> [STATED TASK]:
Show all lines holding "thickness".

##### INPUT

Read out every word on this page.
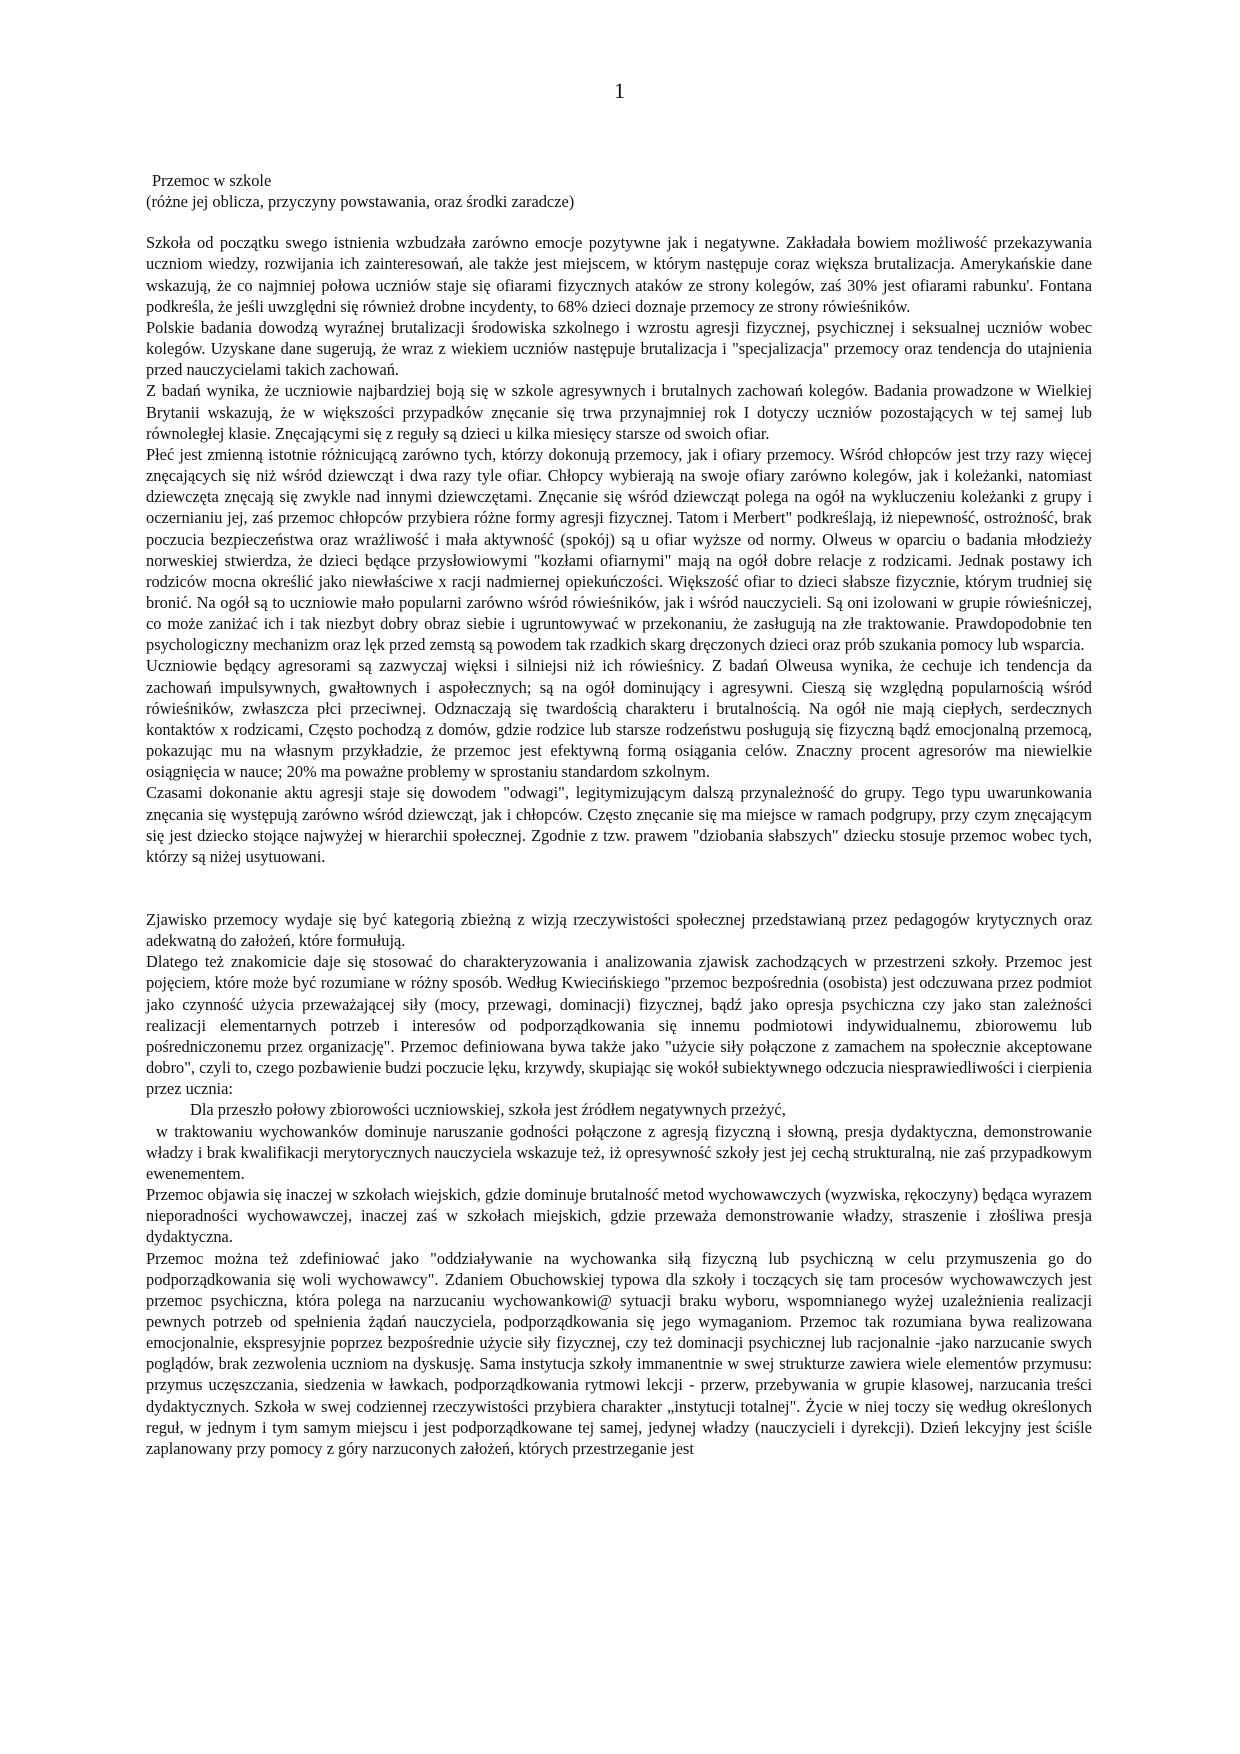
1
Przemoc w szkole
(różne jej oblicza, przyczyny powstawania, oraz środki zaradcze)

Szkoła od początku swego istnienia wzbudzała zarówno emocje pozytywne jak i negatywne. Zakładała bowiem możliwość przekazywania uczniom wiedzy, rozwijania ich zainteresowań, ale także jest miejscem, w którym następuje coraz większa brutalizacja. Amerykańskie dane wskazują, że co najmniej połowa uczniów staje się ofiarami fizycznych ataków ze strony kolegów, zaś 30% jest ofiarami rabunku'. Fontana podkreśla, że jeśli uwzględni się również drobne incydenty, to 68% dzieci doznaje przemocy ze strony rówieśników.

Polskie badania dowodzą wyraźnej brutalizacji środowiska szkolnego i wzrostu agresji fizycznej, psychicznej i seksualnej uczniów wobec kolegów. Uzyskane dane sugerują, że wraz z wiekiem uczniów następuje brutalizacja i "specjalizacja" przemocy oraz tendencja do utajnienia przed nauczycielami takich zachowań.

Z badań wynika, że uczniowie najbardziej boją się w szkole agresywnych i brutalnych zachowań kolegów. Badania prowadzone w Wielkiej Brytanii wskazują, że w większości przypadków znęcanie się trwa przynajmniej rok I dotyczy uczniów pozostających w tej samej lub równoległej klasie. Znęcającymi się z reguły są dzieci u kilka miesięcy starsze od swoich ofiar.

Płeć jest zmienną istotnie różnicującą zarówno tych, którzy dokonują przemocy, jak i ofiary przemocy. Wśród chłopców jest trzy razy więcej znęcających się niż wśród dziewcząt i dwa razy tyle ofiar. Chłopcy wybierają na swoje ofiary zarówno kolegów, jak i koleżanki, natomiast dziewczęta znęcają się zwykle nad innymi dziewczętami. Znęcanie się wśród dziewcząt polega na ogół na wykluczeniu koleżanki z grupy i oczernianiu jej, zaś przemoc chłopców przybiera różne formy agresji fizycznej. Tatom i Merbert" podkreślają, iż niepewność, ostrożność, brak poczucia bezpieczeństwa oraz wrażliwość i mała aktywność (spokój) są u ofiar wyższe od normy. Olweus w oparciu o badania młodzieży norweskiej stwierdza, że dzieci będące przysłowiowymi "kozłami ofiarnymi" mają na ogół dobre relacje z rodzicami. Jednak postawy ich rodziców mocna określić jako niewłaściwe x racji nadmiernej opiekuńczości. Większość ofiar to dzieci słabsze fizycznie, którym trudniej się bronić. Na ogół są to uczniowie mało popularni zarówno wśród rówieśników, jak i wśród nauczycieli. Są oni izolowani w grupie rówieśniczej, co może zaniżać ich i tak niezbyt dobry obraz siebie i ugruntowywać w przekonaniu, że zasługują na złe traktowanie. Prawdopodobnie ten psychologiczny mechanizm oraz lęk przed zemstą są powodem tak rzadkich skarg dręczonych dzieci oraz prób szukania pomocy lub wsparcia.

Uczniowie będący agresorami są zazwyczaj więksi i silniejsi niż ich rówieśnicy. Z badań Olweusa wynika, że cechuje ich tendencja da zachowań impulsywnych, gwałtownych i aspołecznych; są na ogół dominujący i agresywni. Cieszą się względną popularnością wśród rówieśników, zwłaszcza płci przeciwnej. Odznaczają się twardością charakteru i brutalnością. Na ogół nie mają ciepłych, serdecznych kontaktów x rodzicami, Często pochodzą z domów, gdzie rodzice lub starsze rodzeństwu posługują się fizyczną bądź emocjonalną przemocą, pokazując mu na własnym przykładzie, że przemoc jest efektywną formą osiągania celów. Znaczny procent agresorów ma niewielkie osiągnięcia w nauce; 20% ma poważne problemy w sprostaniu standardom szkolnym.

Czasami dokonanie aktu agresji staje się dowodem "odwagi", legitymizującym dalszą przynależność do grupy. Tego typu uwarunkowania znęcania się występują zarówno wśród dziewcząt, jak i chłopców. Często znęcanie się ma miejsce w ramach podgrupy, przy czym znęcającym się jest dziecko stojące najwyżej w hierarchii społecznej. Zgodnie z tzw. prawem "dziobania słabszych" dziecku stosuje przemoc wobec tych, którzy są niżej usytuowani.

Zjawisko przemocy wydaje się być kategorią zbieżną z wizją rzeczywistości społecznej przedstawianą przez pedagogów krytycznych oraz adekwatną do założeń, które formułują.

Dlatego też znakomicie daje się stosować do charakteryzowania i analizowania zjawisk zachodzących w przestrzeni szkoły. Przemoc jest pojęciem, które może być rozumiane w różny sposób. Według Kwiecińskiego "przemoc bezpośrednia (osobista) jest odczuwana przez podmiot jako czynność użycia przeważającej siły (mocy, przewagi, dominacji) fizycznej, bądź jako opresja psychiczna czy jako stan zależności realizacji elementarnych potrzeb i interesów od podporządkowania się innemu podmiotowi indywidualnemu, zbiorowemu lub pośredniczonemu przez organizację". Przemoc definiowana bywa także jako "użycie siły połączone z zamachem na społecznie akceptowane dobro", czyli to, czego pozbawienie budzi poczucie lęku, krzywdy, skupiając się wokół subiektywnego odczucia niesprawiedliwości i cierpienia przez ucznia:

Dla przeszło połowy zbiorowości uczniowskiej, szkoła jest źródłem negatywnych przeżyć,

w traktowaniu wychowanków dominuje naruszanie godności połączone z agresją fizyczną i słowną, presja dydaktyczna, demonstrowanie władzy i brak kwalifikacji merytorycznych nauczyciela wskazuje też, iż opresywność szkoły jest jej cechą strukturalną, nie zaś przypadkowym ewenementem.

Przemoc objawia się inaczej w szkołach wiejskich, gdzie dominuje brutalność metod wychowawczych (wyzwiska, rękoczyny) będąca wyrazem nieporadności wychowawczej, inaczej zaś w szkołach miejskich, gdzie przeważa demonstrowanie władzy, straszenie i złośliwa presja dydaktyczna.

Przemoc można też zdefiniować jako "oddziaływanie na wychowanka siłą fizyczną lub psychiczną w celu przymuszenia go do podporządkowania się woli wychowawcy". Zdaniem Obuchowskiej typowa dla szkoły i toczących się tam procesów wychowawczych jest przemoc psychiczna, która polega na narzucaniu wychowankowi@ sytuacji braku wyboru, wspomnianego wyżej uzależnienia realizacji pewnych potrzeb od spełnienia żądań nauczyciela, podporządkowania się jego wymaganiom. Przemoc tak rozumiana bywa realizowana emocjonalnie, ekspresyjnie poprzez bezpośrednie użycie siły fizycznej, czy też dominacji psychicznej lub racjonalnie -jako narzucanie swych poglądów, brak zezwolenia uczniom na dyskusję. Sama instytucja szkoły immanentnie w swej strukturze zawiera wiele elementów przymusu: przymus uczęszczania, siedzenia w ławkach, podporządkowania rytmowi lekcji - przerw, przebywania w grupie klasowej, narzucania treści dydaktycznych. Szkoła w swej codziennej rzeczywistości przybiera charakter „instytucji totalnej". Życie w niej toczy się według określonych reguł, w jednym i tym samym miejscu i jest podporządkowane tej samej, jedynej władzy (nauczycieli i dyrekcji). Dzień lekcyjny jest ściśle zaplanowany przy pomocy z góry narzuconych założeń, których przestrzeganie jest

##########
##### INPUT

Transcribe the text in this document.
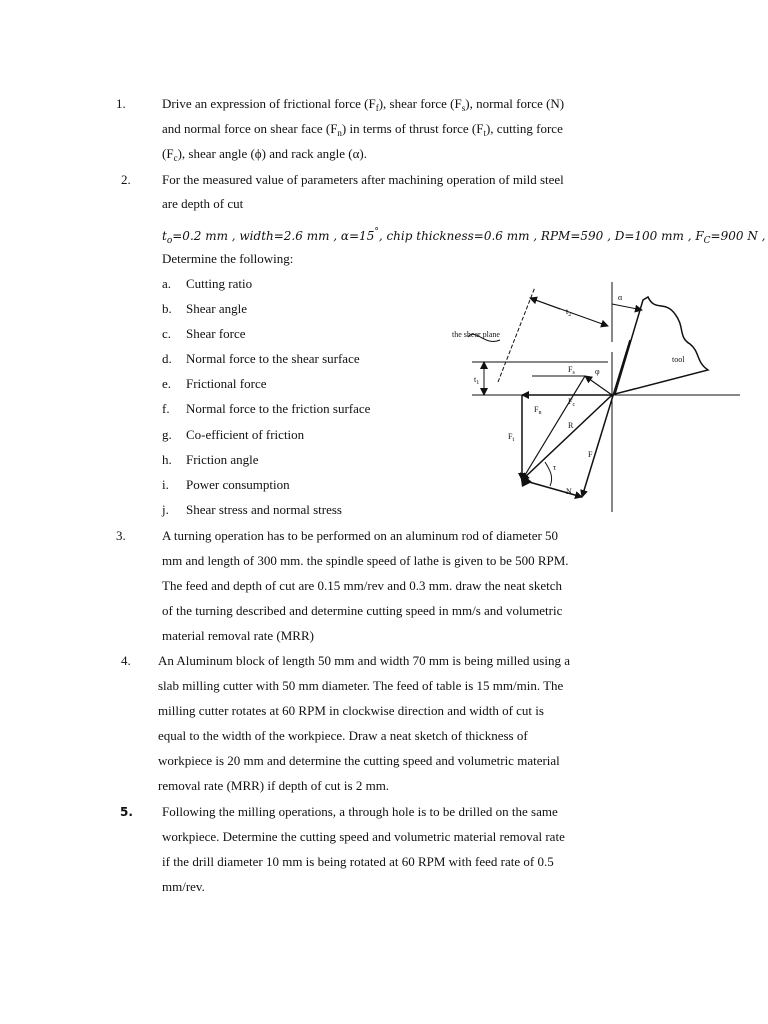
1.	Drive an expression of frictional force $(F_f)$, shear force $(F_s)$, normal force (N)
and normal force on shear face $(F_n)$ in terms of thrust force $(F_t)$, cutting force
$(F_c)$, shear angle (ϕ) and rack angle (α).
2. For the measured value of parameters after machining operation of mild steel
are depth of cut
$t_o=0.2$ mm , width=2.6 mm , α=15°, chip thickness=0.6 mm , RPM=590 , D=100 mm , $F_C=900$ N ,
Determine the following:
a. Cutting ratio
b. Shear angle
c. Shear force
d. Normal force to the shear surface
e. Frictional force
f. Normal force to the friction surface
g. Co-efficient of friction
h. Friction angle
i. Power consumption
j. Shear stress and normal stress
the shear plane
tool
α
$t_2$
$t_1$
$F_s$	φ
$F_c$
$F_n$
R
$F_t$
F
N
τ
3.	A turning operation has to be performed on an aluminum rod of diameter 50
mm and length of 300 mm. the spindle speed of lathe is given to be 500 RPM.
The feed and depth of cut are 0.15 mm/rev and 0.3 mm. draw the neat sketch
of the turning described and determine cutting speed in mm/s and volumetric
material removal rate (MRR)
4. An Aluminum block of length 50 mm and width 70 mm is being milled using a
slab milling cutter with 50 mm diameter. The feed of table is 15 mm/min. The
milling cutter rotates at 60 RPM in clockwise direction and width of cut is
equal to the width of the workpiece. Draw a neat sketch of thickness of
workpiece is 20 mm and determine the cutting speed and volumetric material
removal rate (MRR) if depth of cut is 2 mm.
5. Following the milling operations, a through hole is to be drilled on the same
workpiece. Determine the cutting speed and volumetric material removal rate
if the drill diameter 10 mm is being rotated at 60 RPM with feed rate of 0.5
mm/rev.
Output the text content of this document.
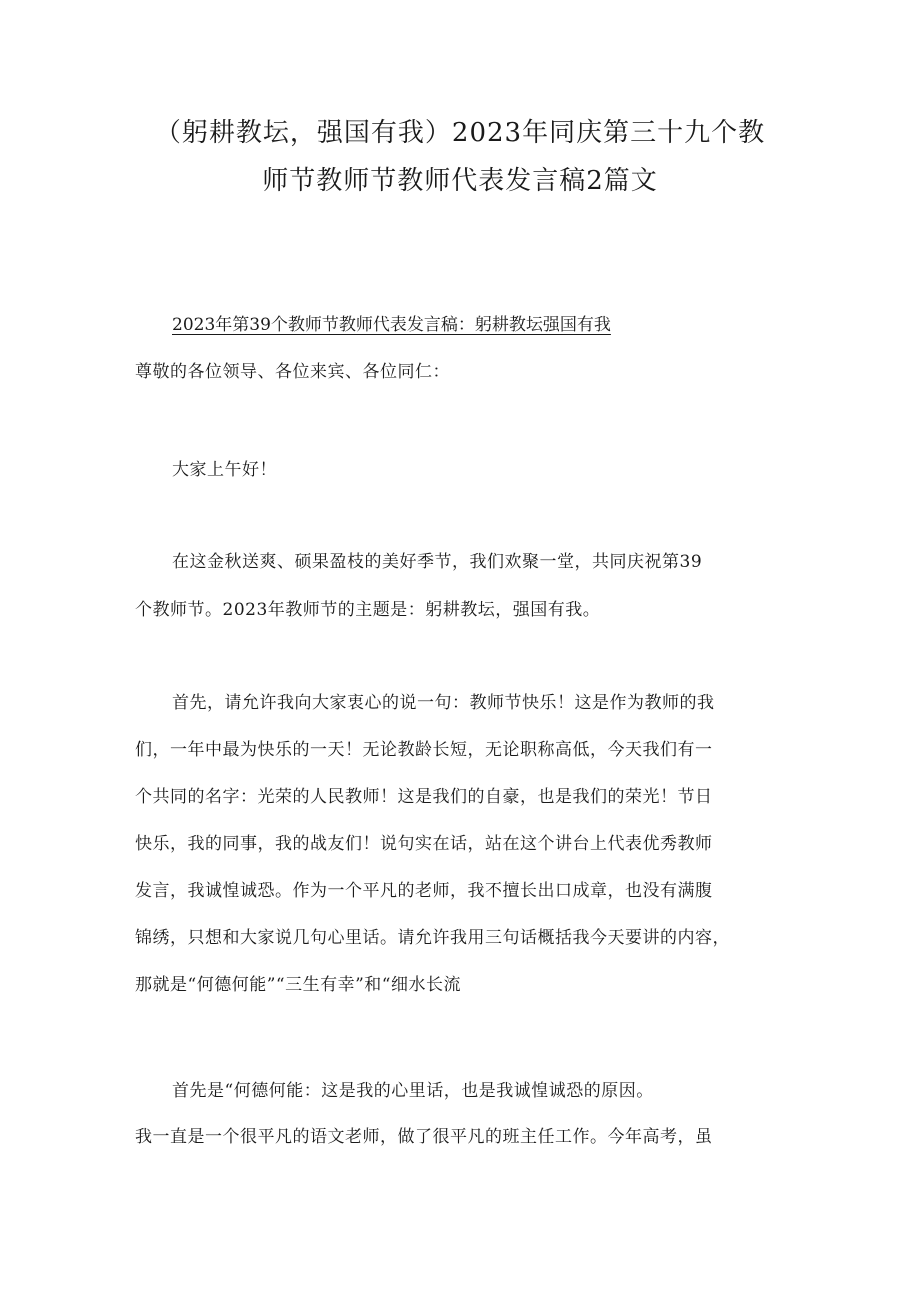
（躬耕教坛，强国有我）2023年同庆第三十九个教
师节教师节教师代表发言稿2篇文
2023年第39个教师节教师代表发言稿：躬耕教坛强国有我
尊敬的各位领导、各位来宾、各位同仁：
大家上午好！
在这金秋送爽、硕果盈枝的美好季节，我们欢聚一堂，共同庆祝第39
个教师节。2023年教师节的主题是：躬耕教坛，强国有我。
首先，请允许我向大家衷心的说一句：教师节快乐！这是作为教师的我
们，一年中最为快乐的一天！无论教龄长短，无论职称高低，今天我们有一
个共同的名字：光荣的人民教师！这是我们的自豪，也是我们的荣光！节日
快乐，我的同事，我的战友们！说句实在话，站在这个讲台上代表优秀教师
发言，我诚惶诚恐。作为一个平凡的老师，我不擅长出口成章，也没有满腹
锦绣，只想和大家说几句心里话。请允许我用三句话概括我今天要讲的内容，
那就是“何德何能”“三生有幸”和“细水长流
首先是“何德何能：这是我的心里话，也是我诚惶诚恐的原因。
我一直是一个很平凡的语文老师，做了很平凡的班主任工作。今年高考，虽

##########
##### INPUT

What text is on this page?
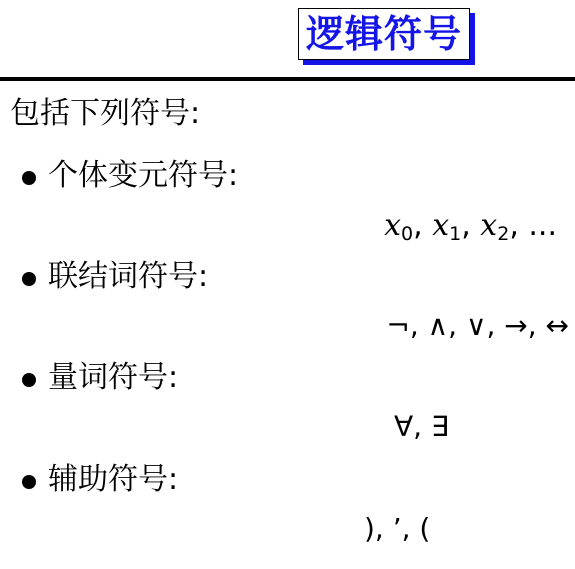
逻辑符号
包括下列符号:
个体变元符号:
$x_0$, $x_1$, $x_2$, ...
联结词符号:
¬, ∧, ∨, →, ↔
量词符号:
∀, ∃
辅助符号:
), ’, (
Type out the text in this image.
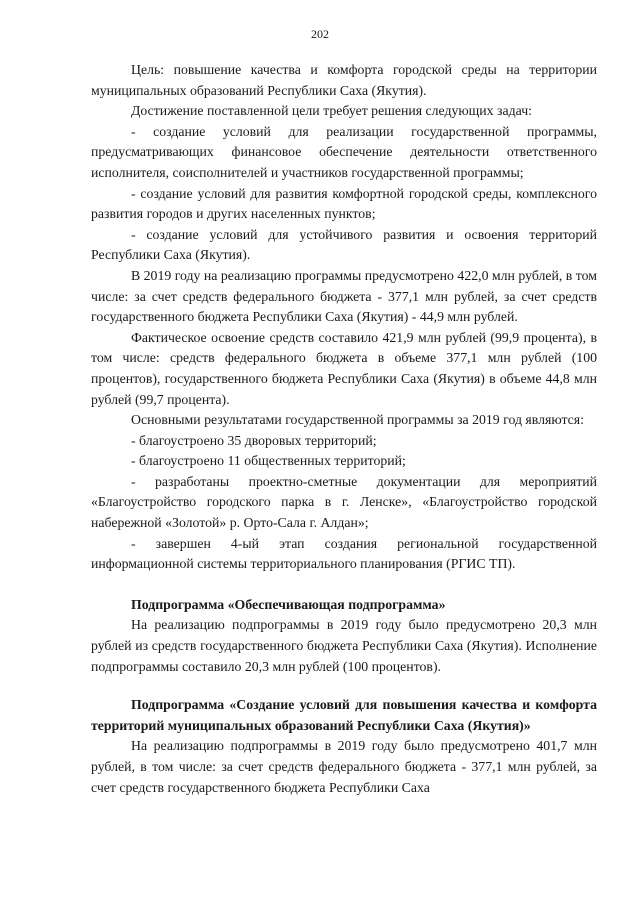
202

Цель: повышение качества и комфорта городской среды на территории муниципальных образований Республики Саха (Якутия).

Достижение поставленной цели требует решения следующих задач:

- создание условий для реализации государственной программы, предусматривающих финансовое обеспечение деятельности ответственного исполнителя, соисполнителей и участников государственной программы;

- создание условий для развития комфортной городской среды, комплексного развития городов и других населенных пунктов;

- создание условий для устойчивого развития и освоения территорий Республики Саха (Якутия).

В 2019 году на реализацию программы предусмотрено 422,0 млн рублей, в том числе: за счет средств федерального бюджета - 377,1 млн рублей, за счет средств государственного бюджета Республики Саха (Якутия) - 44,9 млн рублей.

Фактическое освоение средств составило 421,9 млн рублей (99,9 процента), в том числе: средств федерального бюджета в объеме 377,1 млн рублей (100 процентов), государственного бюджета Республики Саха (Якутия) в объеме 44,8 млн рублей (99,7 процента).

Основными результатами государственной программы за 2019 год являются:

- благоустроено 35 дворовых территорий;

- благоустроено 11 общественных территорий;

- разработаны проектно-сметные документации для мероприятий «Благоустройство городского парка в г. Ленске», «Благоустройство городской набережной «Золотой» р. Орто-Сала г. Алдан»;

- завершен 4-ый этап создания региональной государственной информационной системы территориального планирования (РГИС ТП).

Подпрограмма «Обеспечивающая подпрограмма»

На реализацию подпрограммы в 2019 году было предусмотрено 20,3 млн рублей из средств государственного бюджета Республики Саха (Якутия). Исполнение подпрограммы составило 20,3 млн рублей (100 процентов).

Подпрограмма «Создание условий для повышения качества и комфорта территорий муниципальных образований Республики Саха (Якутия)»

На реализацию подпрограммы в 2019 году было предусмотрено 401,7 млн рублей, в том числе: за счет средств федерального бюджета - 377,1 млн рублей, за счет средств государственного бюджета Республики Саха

##########

> [TASK ANSWER]:
$t_o=0.2$ mm , width=2.6 mm , α=15°, chip thickness=0.6 mm , RPM=590 , D=100 mm , $F_C=900$ N ,
equal to the width of the workpiece. Draw a neat sketch of thickness of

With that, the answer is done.